◆ Instructions for the task
Return all lines from the entries below in which the word "skills" is present.

◆ Data under study
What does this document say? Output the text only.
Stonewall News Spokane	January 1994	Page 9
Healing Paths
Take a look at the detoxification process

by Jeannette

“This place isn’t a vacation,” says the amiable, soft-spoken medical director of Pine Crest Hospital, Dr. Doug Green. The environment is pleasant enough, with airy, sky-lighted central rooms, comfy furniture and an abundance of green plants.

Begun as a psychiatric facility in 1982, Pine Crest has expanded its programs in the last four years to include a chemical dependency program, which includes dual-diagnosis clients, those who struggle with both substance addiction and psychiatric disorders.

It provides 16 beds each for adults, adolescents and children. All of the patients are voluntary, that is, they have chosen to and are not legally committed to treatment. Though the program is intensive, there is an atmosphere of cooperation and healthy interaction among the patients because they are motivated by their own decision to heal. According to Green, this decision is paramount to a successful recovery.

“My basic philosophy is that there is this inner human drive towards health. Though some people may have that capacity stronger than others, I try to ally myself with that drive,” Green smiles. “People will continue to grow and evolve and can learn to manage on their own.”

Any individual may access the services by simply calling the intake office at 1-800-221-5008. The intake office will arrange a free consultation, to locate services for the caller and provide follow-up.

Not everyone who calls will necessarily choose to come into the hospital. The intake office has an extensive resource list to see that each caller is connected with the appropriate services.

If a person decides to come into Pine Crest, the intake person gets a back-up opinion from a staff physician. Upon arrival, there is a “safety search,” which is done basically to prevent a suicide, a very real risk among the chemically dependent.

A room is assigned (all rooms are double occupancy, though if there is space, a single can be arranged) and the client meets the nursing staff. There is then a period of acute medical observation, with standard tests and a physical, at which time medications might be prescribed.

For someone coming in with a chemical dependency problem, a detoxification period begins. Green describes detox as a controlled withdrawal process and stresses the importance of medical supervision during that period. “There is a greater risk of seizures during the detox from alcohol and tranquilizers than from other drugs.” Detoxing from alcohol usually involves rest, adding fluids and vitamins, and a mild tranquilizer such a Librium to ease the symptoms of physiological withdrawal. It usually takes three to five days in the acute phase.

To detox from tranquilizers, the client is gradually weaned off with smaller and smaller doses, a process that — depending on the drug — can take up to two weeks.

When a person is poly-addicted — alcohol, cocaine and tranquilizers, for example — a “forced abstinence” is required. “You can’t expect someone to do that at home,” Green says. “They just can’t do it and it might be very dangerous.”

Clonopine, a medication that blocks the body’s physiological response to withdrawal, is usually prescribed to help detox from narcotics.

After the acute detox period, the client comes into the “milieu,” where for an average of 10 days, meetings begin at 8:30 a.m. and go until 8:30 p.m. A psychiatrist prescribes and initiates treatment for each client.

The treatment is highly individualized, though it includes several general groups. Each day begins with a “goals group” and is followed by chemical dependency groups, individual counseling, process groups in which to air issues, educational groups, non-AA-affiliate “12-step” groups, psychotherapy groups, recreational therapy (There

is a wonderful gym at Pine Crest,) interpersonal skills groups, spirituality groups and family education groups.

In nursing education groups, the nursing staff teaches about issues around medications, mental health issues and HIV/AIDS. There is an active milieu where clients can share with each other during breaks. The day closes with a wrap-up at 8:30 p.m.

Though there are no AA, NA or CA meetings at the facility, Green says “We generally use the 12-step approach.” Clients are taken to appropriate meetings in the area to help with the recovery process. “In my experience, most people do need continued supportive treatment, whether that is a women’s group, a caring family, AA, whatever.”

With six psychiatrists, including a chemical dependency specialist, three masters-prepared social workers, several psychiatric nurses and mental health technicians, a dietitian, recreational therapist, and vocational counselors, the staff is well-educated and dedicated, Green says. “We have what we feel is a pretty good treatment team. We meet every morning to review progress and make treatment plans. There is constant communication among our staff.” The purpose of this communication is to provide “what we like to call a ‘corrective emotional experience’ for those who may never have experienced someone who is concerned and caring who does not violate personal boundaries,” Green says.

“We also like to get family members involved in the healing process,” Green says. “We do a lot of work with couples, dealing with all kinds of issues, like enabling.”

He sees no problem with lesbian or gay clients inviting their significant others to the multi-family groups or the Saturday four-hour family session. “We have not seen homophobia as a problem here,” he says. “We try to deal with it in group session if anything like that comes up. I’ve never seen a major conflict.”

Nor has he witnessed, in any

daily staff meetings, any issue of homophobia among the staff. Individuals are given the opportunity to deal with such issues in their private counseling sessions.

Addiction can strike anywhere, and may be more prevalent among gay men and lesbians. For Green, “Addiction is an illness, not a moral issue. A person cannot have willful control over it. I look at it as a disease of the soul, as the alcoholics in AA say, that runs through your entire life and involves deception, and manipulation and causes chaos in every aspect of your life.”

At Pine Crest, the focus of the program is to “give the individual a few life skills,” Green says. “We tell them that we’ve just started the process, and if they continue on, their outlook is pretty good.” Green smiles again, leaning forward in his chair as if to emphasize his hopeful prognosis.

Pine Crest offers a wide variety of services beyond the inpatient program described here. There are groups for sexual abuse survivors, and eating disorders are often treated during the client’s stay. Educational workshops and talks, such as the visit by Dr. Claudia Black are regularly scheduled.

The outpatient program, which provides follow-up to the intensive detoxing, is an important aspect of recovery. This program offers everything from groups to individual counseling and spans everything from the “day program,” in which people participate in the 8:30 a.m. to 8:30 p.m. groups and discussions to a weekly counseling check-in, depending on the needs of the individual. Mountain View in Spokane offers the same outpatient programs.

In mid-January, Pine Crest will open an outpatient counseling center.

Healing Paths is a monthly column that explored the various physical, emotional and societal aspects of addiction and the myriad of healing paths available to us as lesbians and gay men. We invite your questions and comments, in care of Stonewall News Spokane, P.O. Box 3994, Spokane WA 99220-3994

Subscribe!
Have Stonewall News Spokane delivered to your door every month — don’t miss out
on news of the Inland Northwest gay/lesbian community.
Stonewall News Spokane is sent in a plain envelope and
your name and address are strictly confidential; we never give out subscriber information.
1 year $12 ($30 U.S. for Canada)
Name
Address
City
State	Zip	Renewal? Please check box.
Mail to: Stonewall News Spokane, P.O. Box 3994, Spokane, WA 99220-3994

◆ Solution below
is a wonderful gym at Pine Crest,) interpersonal skills groups, spirituality groups and family education groups.
At Pine Crest, the focus of the program is to “give the individual a few life skills,” Green says. “We tell them that we’ve just started the process, and if they continue on, their outlook is pretty good.” Green smiles again, leaning forward in his chair as if to emphasize his hopeful prognosis.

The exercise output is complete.